**Records for this exercise**.
============================================================

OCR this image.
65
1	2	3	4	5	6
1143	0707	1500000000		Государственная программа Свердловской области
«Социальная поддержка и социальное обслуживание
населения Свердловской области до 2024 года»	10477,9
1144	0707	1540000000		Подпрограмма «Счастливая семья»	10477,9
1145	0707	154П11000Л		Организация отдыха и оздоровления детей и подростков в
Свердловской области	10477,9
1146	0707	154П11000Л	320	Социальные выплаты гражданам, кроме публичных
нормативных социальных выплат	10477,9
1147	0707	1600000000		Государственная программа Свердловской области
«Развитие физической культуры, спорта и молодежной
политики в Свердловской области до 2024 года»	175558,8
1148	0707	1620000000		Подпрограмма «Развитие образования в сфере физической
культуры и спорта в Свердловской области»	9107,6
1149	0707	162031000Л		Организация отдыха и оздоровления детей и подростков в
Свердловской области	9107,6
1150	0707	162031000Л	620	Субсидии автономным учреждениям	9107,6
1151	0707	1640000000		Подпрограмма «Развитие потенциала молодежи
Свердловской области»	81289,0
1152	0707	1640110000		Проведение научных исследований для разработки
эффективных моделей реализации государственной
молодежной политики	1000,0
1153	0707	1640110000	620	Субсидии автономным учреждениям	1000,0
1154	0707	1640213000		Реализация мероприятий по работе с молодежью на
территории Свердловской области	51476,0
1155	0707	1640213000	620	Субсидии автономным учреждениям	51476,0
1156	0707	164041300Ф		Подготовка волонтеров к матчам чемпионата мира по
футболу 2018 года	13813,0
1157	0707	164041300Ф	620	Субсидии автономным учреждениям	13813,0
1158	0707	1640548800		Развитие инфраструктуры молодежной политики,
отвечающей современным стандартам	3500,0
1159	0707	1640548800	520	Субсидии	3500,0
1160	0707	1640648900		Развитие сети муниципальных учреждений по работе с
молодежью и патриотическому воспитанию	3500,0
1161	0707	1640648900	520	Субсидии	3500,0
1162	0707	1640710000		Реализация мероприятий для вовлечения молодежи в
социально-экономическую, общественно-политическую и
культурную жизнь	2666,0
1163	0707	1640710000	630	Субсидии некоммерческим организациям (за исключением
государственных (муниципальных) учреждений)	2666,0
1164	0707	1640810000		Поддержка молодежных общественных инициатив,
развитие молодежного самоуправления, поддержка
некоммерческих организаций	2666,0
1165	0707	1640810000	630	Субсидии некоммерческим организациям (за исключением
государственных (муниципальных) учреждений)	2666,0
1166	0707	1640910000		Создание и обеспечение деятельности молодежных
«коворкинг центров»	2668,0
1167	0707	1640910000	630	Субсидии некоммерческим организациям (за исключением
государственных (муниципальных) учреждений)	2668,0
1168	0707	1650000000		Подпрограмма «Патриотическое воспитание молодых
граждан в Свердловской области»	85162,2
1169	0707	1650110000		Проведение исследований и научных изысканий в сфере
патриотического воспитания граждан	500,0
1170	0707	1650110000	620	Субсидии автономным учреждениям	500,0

============================================================

**Task details**. Copy each line holding the word "молодежи" from the listing above.

**Solution**.
1151	0707	1640000000		Подпрограмма «Развитие потенциала молодежи
1162	0707	1640710000		Реализация мероприятий для вовлечения молодежи в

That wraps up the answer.